注意:每次一次性insert的条数为856800条。总体上看,一次insert大约需要16-17秒的时间。
运行情况如下:
click@iZ9ni05fy7agndgpndc7gsZ:~/pyclick$ python click_test.py
start
block_insert_data 的条数: 856800
clickhouse stock_tb 表信息: [(1091100,)]
第0个文件 总共:10个 => 1000000写完成! cost time:15.92285680770874
block_insert_data 的条数: 856800
clickhouse stock_tb 表信息: [(1947900,)]
第1个文件 总共:10个 => 1000001写完成! cost time:16.453603744506836
block_insert_data 的条数: 856800
clickhouse stock_tb 表信息: [(2804700,)]
第2个文件 总共:10个 => 1000002写完成! cost time:15.867053985595703
block_insert_data 的条数: 856800
clickhouse stock_tb 表信息: [(3661500,)]
第3个文件 总共:10个 => 1000003写完成! cost time:16.036518335342407
block_insert_data 的条数: 856800
clickhouse stock_tb 表信息: [(4518300,)]
第4个文件 总共:10个 => 1000004写完成! cost time:16.282844305038452
期间clickhouse表数据的动态情况:[不是最后完成入库的情况]
SELECT
table AS `表名`,
sum(rows) AS `总行数`,
formatReadableSize(sum(data_uncompressed_bytes)) AS `原始大小`,
formatReadableSize(sum(data_compressed_bytes)) AS `压缩大小`,
round((sum(data_compressed_bytes) / sum(data_uncompressed_bytes)) * 100, 0) AS `压缩率`
FROM system.parts
WHERE table IN ('stock_tb')
GROUP BY table
数据量较大,文件有20万个csv,估计有199G左右,数据导入后,后面便于用于测试查询。
另外,可以看出,clickhouse的压缩率很高,这个优点是空间占用较小。
查看一下表的情况:
折腾了一天一夜,20多万个文件终于导入clickhouse完成。

━━━━━━━━━━━━━━━━━━━━

- _你的任务_
A: 在上面关于ClickHouse数据导入的文本里,SQL查询语句给各列起了别名。请把这些别名全部列出。
B: 上面关于ClickHouse数据导入的文本中,有一段以“注意:每次一次性insert”开头。请把这一段改写得更简短,保留主要事实。

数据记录
━━━━━━━━━━━━━━━━━━━━

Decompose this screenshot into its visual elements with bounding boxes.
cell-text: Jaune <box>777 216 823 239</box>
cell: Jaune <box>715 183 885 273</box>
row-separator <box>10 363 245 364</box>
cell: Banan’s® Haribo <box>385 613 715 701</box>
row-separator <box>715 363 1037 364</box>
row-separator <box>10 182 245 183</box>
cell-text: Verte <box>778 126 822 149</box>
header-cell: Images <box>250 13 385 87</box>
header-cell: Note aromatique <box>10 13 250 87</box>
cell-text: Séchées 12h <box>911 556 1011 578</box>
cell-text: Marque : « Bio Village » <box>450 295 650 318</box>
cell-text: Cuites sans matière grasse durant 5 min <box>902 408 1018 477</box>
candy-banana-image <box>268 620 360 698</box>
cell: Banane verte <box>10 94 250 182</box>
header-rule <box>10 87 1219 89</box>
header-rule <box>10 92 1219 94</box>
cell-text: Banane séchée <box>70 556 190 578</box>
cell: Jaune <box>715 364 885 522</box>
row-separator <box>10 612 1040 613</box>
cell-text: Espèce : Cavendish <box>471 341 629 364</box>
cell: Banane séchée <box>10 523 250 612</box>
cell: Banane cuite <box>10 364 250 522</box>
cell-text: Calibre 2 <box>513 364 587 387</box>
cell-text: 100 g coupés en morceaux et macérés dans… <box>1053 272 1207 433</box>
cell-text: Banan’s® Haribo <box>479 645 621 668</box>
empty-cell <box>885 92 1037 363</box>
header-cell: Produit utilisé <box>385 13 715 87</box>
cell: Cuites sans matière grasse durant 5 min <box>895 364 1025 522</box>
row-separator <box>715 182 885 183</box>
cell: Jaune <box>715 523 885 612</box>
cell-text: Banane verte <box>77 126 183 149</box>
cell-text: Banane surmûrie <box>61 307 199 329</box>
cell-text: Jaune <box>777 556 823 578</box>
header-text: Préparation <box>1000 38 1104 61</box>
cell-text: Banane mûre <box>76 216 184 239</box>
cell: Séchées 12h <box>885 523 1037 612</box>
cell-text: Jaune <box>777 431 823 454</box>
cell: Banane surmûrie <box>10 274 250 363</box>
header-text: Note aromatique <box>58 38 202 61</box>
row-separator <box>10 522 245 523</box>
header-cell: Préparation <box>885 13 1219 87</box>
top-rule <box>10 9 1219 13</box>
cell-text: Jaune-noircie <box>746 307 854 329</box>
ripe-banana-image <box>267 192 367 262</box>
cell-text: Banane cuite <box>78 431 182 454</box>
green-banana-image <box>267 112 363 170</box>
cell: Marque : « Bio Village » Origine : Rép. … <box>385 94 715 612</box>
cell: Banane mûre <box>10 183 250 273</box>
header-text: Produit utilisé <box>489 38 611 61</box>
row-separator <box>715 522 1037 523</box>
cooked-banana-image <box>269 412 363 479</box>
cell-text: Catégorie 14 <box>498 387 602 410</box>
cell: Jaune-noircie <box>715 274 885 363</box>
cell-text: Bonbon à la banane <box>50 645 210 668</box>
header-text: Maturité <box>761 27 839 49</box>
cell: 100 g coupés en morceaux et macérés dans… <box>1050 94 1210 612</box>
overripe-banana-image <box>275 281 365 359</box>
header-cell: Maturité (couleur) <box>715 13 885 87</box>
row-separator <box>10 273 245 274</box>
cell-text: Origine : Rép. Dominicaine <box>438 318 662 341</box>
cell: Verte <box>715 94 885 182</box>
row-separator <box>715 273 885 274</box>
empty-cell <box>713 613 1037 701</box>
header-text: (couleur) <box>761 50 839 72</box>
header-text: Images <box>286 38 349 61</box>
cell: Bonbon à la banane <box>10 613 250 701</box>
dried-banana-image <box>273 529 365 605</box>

━━━━━━━━━━━━━━━━━━━━

- _逐项答案_
A: 表名、总行数、原始大小、压缩大小、压缩率

B: 每次insert写入856800条,耗时约16至17秒。